◆ Testo fornito:
Salerno, vasta operazione antimafia dei Carabinieri: 200 militari arrestano 33 persone

Carabinieri-auto-di-notteSalerno, 24 mar – Nelle prime ore della mattina, a Mercato San Severino, Roccapiemonte, Baronissi, Castel San Giorgio, Nocera Inferiore, Nocera Superiore, Pagani, Scafati (SA) e in alcuni comuni della provincia di Napoli, i Carabinieri del Comando Provinciale di Salerno, con il supporto del Nucleo Cinofili di Sarno (SA) e del 7° Nucleo Elicotteri di Pontecagnano Paiano (SA), hanno eseguito un’ordinanza di custodia cautelare – emessa dal GIP del Tribunale di Salerno, su richiesta della Procura della Repubblica – nei confronti di 33 indagati (22 in carcere e 11 agli arresti domiciliari), ritenuti responsabili, a vario titolo, di “associazione di tipo mafioso”, “associazione finalizzata al traffico illecito di sostanze stupefacenti”, “detenzione e porto illegale di armi e munizioni” e una molteplicità di c.d. “reati-fine” (prevalentemente estorsioni) con l’aggravante del “metodo mafioso”.

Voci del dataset

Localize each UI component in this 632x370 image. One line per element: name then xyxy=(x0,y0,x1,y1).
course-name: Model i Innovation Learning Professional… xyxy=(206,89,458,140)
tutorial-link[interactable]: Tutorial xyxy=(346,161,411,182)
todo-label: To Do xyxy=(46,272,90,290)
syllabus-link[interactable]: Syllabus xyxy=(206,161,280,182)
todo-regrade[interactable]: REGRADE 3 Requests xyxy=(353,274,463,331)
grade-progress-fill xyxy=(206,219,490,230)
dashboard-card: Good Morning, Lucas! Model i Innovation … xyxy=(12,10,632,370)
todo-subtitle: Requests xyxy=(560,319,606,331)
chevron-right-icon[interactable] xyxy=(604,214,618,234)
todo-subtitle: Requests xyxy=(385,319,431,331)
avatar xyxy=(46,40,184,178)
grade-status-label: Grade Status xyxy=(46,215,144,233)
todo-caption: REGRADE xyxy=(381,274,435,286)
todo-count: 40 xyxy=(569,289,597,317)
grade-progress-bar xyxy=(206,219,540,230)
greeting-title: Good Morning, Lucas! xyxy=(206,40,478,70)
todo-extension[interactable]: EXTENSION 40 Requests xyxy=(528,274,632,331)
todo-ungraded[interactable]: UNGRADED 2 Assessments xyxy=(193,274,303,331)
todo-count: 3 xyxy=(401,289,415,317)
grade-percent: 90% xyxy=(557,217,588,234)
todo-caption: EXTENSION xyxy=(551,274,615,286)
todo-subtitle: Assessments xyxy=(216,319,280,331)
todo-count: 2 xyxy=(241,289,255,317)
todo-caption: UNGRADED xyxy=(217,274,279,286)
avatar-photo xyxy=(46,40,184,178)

◆ Compiti:
• a. Elenca i comuni della provincia di Salerno in cui, secondo l'articolo sull'operazione antimafia, i Carabinieri hanno eseguito l'ordinanza.
• b. Riassumi in un elenco puntato il paragrafo sotto il titolo dell'articolo sull'operazione antimafia, quello con «Nelle prime ore della mattina». Conserva i fatti principali.

◆ Risposte:
• a.
- Mercato San Severino
- Roccapiemonte
- Baronissi
- Castel San Giorgio
- Nocera Inferiore
- Nocera Superiore
- Pagani
- Scafati

• b.
- Quando: 24 marzo, nelle prime ore della mattina.
- Dove: Mercato San Severino, Roccapiemonte, Baronissi, Castel San Giorgio, Nocera Inferiore, Nocera Superiore, Pagani, Scafati e alcuni comuni della provincia di Napoli.
- Chi: i Carabinieri del Comando Provinciale di Salerno, con il Nucleo Cinofili di Sarno e il 7° Nucleo Elicotteri di Pontecagnano Paiano.
- Cosa: un'ordinanza di custodia cautelare del GIP del Tribunale di Salerno, chiesta dalla Procura della Repubblica.
- Destinatari: 33 indagati, 22 in carcere e 11 agli arresti domiciliari.
- Accuse: associazione di tipo mafioso, associazione finalizzata al traffico di stupefacenti, detenzione e porto illegale di armi e munizioni, più vari reati-fine (soprattutto estorsioni) con l'aggravante del metodo mafioso.